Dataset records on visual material

# # # # #

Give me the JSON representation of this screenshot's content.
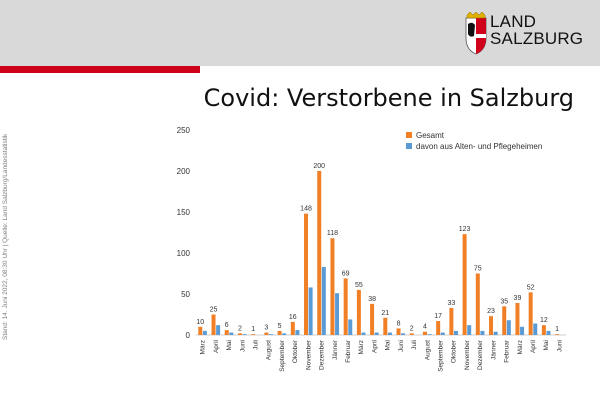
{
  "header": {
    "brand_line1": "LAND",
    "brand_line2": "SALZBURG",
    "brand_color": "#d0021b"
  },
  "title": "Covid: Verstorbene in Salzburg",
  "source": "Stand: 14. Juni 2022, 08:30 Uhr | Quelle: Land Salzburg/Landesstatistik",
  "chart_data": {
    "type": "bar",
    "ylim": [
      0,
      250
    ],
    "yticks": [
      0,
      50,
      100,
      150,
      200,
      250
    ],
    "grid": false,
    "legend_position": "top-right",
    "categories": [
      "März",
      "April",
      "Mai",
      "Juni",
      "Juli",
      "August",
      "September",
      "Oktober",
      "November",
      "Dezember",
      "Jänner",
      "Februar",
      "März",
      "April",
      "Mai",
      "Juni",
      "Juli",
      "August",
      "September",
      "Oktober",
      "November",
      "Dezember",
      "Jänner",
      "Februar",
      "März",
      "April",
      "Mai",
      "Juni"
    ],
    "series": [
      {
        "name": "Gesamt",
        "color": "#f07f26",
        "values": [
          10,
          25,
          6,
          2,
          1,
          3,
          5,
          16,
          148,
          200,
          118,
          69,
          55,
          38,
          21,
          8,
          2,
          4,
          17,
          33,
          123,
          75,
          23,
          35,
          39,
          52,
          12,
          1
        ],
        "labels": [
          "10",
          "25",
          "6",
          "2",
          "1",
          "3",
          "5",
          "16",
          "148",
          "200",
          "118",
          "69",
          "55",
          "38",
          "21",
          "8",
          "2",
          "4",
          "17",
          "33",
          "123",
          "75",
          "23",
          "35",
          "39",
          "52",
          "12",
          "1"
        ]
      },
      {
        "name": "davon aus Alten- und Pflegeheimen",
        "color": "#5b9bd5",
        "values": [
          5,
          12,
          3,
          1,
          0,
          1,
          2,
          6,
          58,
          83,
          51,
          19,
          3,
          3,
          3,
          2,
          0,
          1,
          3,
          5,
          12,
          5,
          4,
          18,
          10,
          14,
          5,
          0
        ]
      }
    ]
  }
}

# # # # #

GIVEN REQUEST: Every record is to be reproduced exactly, with no pictures included.

RIGHT ANSWER:
Give me the JSON representation of this screenshot's content.
{
  "header": {
    "brand_line1": "LAND",
    "brand_line2": "SALZBURG",
    "brand_color": "#d0021b"
  },
  "title": "Covid: Verstorbene in Salzburg",
  "source": "Stand: 14. Juni 2022, 08:30 Uhr | Quelle: Land Salzburg/Landesstatistik",
  "chart_data": {
    "type": "bar",
    "ylim": [
      0,
      250
    ],
    "yticks": [
      0,
      50,
      100,
      150,
      200,
      250
    ],
    "grid": false,
    "legend_position": "top-right",
    "categories": [
      "März",
      "April",
      "Mai",
      "Juni",
      "Juli",
      "August",
      "September",
      "Oktober",
      "November",
      "Dezember",
      "Jänner",
      "Februar",
      "März",
      "April",
      "Mai",
      "Juni",
      "Juli",
      "August",
      "September",
      "Oktober",
      "November",
      "Dezember",
      "Jänner",
      "Februar",
      "März",
      "April",
      "Mai",
      "Juni"
    ],
    "series": [
      {
        "name": "Gesamt",
        "color": "#f07f26",
        "values": [
          10,
          25,
          6,
          2,
          1,
          3,
          5,
          16,
          148,
          200,
          118,
          69,
          55,
          38,
          21,
          8,
          2,
          4,
          17,
          33,
          123,
          75,
          23,
          35,
          39,
          52,
          12,
          1
        ],
        "labels": [
          "10",
          "25",
          "6",
          "2",
          "1",
          "3",
          "5",
          "16",
          "148",
          "200",
          "118",
          "69",
          "55",
          "38",
          "21",
          "8",
          "2",
          "4",
          "17",
          "33",
          "123",
          "75",
          "23",
          "35",
          "39",
          "52",
          "12",
          "1"
        ]
      },
      {
        "name": "davon aus Alten- und Pflegeheimen",
        "color": "#5b9bd5",
        "values": [
          5,
          12,
          3,
          1,
          0,
          1,
          2,
          6,
          58,
          83,
          51,
          19,
          3,
          3,
          3,
          2,
          0,
          1,
          3,
          5,
          12,
          5,
          4,
          18,
          10,
          14,
          5,
          0
        ]
      }
    ]
  }
}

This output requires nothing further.